- TASK GOAL
Set down the full listing exactly, character for character.

- RECORDED INFORMATION
-----

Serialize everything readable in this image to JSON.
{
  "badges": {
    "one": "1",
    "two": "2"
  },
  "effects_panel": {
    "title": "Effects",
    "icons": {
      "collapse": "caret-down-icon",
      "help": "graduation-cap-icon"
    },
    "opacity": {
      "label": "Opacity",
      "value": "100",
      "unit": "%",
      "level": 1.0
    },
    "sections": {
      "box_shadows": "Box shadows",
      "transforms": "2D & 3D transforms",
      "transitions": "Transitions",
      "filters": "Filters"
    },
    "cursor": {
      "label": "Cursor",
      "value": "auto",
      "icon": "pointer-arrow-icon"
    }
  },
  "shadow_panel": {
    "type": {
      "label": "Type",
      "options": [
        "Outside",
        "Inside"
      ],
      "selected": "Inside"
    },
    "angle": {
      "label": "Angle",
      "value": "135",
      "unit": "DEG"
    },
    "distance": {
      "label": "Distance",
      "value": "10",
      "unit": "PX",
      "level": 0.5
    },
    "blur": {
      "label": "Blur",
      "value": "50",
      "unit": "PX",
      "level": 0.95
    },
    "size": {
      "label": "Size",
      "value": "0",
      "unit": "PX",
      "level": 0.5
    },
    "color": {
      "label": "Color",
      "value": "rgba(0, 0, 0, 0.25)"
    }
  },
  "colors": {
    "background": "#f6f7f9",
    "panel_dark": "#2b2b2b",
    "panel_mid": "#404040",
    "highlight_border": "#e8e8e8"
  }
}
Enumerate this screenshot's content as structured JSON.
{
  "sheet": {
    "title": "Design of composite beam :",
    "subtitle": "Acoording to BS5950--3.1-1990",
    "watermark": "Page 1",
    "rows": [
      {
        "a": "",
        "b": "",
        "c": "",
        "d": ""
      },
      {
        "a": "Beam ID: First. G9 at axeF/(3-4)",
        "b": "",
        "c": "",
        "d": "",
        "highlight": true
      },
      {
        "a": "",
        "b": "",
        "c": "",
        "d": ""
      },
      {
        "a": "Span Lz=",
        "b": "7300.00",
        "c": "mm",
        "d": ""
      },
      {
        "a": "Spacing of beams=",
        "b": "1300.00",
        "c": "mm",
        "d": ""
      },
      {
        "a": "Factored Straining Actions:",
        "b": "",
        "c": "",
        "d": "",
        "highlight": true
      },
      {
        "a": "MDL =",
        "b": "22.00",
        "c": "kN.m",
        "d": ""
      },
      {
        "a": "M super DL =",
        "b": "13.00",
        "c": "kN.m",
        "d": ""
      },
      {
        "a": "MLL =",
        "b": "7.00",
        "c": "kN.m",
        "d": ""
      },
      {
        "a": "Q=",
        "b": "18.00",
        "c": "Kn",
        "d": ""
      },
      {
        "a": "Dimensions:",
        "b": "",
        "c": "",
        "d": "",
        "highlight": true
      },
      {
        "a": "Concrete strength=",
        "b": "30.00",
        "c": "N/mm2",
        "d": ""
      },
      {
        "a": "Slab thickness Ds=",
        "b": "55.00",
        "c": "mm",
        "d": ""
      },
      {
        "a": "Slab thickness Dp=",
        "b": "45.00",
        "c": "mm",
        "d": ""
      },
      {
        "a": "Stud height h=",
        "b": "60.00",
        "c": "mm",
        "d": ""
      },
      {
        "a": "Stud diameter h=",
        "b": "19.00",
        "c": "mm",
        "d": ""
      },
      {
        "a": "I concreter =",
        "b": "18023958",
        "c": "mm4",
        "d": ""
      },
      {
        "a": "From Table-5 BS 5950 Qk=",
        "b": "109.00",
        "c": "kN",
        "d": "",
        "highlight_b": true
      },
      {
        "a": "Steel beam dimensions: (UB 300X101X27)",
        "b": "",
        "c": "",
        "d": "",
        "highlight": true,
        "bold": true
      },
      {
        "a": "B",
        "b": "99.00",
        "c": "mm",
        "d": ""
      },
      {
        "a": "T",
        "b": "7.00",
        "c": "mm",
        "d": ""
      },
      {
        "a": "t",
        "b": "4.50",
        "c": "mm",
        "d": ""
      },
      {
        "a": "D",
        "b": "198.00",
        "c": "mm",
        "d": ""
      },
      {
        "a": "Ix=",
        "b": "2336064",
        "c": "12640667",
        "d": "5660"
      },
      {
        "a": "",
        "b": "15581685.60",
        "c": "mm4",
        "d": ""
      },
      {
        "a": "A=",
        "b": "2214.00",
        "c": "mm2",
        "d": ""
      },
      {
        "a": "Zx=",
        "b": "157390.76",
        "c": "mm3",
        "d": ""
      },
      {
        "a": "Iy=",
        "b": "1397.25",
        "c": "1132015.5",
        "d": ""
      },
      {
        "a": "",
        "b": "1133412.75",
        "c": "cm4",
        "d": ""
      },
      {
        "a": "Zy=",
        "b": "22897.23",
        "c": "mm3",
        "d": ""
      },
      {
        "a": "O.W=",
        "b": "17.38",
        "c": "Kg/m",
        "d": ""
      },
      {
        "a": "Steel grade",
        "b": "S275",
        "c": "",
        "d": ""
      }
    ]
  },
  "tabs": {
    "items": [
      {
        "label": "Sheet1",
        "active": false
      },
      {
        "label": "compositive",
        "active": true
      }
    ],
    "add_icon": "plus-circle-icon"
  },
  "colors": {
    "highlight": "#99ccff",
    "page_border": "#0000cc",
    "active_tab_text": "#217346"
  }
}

-----

- TASK RESPONSE
Serialize everything readable in this image to JSON.
{
  "badges": {
    "one": "1",
    "two": "2"
  },
  "effects_panel": {
    "title": "Effects",
    "icons": {
      "collapse": "caret-down-icon",
      "help": "graduation-cap-icon"
    },
    "opacity": {
      "label": "Opacity",
      "value": "100",
      "unit": "%",
      "level": 1.0
    },
    "sections": {
      "box_shadows": "Box shadows",
      "transforms": "2D & 3D transforms",
      "transitions": "Transitions",
      "filters": "Filters"
    },
    "cursor": {
      "label": "Cursor",
      "value": "auto",
      "icon": "pointer-arrow-icon"
    }
  },
  "shadow_panel": {
    "type": {
      "label": "Type",
      "options": [
        "Outside",
        "Inside"
      ],
      "selected": "Inside"
    },
    "angle": {
      "label": "Angle",
      "value": "135",
      "unit": "DEG"
    },
    "distance": {
      "label": "Distance",
      "value": "10",
      "unit": "PX",
      "level": 0.5
    },
    "blur": {
      "label": "Blur",
      "value": "50",
      "unit": "PX",
      "level": 0.95
    },
    "size": {
      "label": "Size",
      "value": "0",
      "unit": "PX",
      "level": 0.5
    },
    "color": {
      "label": "Color",
      "value": "rgba(0, 0, 0, 0.25)"
    }
  },
  "colors": {
    "background": "#f6f7f9",
    "panel_dark": "#2b2b2b",
    "panel_mid": "#404040",
    "highlight_border": "#e8e8e8"
  }
}
Enumerate this screenshot's content as structured JSON.
{
  "sheet": {
    "title": "Design of composite beam :",
    "subtitle": "Acoording to BS5950--3.1-1990",
    "watermark": "Page 1",
    "rows": [
      {
        "a": "",
        "b": "",
        "c": "",
        "d": ""
      },
      {
        "a": "Beam ID: First. G9 at axeF/(3-4)",
        "b": "",
        "c": "",
        "d": "",
        "highlight": true
      },
      {
        "a": "",
        "b": "",
        "c": "",
        "d": ""
      },
      {
        "a": "Span Lz=",
        "b": "7300.00",
        "c": "mm",
        "d": ""
      },
      {
        "a": "Spacing of beams=",
        "b": "1300.00",
        "c": "mm",
        "d": ""
      },
      {
        "a": "Factored Straining Actions:",
        "b": "",
        "c": "",
        "d": "",
        "highlight": true
      },
      {
        "a": "MDL =",
        "b": "22.00",
        "c": "kN.m",
        "d": ""
      },
      {
        "a": "M super DL =",
        "b": "13.00",
        "c": "kN.m",
        "d": ""
      },
      {
        "a": "MLL =",
        "b": "7.00",
        "c": "kN.m",
        "d": ""
      },
      {
        "a": "Q=",
        "b": "18.00",
        "c": "Kn",
        "d": ""
      },
      {
        "a": "Dimensions:",
        "b": "",
        "c": "",
        "d": "",
        "highlight": true
      },
      {
        "a": "Concrete strength=",
        "b": "30.00",
        "c": "N/mm2",
        "d": ""
      },
      {
        "a": "Slab thickness Ds=",
        "b": "55.00",
        "c": "mm",
        "d": ""
      },
      {
        "a": "Slab thickness Dp=",
        "b": "45.00",
        "c": "mm",
        "d": ""
      },
      {
        "a": "Stud height h=",
        "b": "60.00",
        "c": "mm",
        "d": ""
      },
      {
        "a": "Stud diameter h=",
        "b": "19.00",
        "c": "mm",
        "d": ""
      },
      {
        "a": "I concreter =",
        "b": "18023958",
        "c": "mm4",
        "d": ""
      },
      {
        "a": "From Table-5 BS 5950 Qk=",
        "b": "109.00",
        "c": "kN",
        "d": "",
        "highlight_b": true
      },
      {
        "a": "Steel beam dimensions: (UB 300X101X27)",
        "b": "",
        "c": "",
        "d": "",
        "highlight": true,
        "bold": true
      },
      {
        "a": "B",
        "b": "99.00",
        "c": "mm",
        "d": ""
      },
      {
        "a": "T",
        "b": "7.00",
        "c": "mm",
        "d": ""
      },
      {
        "a": "t",
        "b": "4.50",
        "c": "mm",
        "d": ""
      },
      {
        "a": "D",
        "b": "198.00",
        "c": "mm",
        "d": ""
      },
      {
        "a": "Ix=",
        "b": "2336064",
        "c": "12640667",
        "d": "5660"
      },
      {
        "a": "",
        "b": "15581685.60",
        "c": "mm4",
        "d": ""
      },
      {
        "a": "A=",
        "b": "2214.00",
        "c": "mm2",
        "d": ""
      },
      {
        "a": "Zx=",
        "b": "157390.76",
        "c": "mm3",
        "d": ""
      },
      {
        "a": "Iy=",
        "b": "1397.25",
        "c": "1132015.5",
        "d": ""
      },
      {
        "a": "",
        "b": "1133412.75",
        "c": "cm4",
        "d": ""
      },
      {
        "a": "Zy=",
        "b": "22897.23",
        "c": "mm3",
        "d": ""
      },
      {
        "a": "O.W=",
        "b": "17.38",
        "c": "Kg/m",
        "d": ""
      },
      {
        "a": "Steel grade",
        "b": "S275",
        "c": "",
        "d": ""
      }
    ]
  },
  "tabs": {
    "items": [
      {
        "label": "Sheet1",
        "active": false
      },
      {
        "label": "compositive",
        "active": true
      }
    ],
    "add_icon": "plus-circle-icon"
  },
  "colors": {
    "highlight": "#99ccff",
    "page_border": "#0000cc",
    "active_tab_text": "#217346"
  }
}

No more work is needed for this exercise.